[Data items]
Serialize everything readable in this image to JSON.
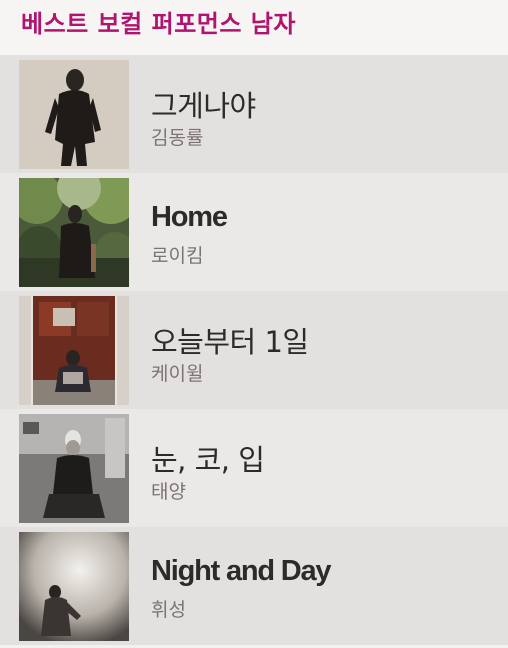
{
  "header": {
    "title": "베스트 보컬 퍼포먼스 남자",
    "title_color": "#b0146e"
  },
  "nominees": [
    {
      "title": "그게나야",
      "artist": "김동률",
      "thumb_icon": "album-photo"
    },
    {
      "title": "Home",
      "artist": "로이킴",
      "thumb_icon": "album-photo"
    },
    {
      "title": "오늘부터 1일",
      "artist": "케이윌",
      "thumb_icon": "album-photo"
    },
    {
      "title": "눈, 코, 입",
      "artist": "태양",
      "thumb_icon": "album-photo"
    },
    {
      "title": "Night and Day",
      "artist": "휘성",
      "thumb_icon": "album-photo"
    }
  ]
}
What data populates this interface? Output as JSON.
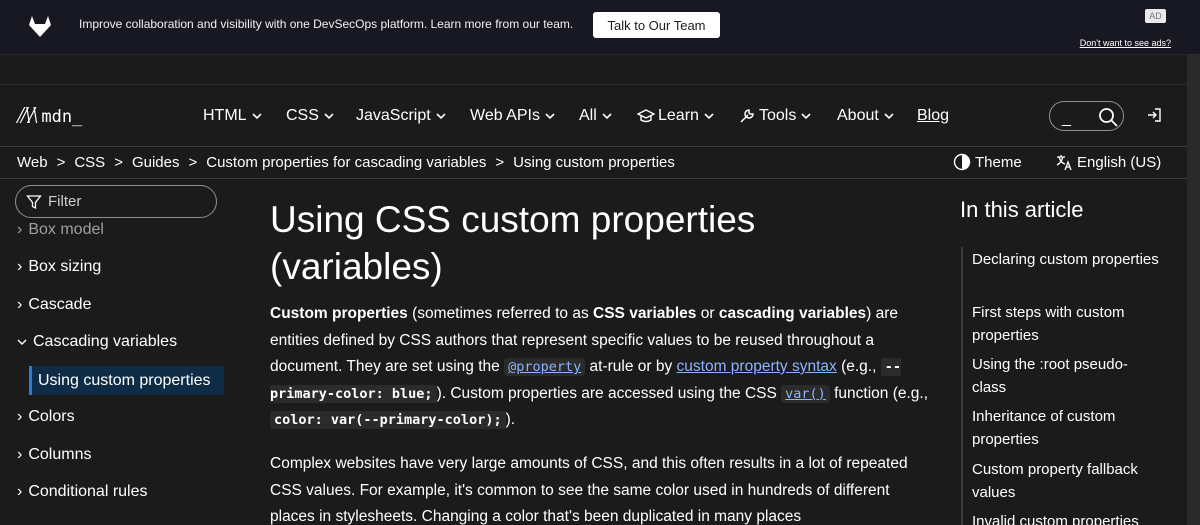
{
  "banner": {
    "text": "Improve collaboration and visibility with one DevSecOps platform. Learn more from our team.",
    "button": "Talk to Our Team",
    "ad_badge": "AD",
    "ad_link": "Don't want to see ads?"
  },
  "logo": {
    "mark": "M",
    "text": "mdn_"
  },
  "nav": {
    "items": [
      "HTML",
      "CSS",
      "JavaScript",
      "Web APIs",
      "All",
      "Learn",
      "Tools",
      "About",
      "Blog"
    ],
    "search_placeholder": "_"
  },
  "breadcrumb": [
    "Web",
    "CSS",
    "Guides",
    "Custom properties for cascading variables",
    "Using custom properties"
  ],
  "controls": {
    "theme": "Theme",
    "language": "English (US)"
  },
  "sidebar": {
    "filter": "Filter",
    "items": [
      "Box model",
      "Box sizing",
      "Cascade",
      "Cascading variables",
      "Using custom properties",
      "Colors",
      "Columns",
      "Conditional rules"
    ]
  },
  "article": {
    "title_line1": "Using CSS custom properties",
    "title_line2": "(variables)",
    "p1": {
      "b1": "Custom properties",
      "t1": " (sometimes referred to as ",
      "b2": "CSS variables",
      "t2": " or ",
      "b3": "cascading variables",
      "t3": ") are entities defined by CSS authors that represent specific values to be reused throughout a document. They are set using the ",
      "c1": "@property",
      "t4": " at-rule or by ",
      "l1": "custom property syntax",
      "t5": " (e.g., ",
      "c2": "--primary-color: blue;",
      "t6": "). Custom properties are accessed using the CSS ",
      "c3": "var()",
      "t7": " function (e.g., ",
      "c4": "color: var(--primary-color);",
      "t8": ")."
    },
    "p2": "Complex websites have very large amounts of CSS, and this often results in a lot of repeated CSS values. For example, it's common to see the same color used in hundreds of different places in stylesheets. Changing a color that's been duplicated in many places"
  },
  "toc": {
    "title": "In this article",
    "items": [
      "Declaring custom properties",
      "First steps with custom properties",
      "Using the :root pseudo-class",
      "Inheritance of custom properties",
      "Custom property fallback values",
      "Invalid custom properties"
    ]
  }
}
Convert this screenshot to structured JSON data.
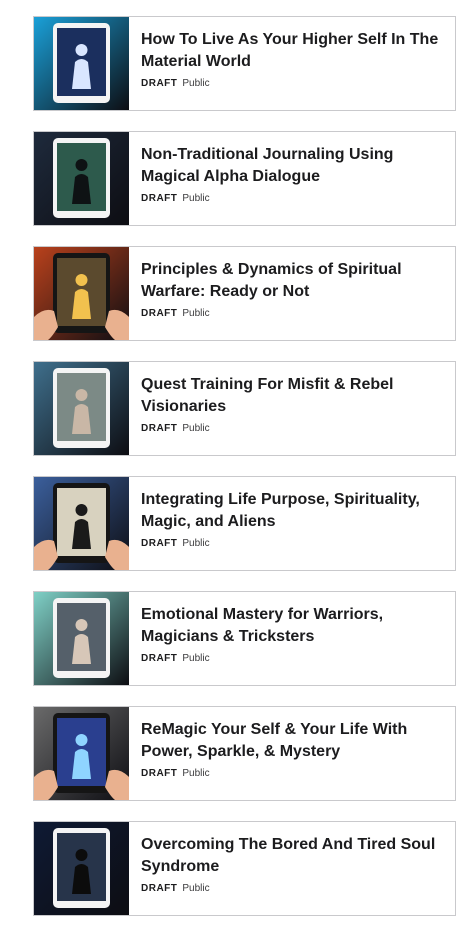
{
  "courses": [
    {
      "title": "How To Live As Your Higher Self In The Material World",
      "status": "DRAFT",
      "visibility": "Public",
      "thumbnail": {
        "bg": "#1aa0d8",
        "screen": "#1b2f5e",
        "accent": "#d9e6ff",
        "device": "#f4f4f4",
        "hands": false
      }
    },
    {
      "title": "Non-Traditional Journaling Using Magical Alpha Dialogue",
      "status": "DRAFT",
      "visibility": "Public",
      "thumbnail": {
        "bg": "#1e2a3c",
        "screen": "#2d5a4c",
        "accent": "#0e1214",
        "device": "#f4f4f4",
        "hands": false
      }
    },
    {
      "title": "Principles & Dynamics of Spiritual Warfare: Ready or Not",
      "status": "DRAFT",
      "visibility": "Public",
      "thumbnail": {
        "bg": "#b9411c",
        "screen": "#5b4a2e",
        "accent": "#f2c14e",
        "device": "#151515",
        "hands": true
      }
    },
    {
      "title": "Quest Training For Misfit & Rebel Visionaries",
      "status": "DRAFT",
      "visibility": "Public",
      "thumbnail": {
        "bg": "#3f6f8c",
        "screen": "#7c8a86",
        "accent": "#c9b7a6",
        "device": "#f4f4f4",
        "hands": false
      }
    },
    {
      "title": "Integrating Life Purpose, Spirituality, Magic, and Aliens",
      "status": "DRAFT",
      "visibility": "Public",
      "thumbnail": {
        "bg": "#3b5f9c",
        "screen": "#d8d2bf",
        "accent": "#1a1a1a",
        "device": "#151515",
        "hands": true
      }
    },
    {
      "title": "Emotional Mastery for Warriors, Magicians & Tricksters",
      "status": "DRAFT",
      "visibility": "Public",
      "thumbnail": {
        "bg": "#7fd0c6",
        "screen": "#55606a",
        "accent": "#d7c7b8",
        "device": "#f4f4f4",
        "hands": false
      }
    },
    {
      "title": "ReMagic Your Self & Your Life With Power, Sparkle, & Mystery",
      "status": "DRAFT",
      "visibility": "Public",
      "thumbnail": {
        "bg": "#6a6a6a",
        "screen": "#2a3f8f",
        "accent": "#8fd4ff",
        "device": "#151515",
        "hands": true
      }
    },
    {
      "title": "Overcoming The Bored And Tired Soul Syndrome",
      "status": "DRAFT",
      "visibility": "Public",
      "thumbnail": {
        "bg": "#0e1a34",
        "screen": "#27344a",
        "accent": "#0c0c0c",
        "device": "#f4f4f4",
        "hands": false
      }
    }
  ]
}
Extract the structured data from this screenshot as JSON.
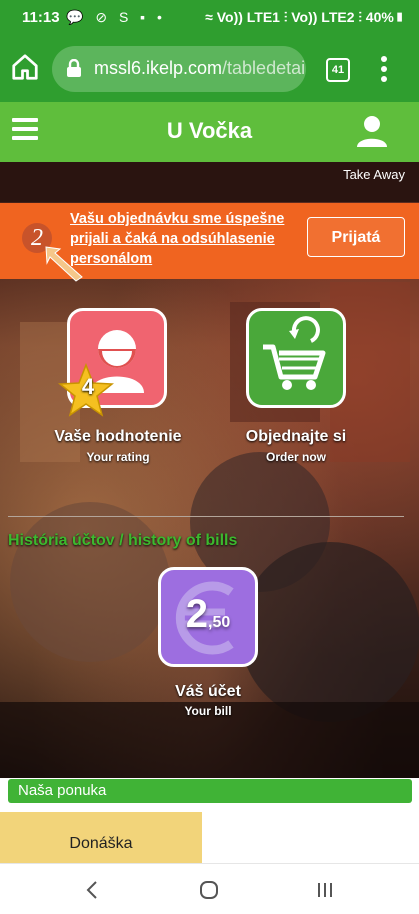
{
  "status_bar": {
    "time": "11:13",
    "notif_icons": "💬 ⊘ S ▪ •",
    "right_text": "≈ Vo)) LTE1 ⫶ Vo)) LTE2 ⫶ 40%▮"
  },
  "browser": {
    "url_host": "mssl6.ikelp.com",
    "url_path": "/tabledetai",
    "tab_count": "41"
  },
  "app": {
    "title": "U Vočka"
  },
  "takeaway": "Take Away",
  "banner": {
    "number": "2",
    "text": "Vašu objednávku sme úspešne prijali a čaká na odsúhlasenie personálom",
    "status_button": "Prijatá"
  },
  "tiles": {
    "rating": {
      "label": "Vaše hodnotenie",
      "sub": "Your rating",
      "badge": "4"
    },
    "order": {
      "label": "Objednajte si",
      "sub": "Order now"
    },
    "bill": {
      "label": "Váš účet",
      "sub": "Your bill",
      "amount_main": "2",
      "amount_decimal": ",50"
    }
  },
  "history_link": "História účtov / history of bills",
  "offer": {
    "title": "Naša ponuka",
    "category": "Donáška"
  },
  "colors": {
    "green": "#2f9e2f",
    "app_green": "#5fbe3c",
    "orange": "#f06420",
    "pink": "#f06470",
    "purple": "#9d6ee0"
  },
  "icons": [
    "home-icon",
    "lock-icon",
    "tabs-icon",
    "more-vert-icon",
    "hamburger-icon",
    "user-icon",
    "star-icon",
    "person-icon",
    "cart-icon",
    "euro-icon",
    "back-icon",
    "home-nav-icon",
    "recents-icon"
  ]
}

▶ _Exercise requirements_
Scan the listing above. Collect all lines with the word "values".

▶ _Exercise response_
      "t3": ") are entities defined by CSS authors that represent specific values to be reused throughout a document. They are set using the ",
    "p2": "Complex websites have very large amounts of CSS, and this often results in a lot of repeated CSS values. For example, it's common to see the same color used in hundreds of different places in stylesheets. Changing a color that's been duplicated in many places"
      "Custom property fallback values",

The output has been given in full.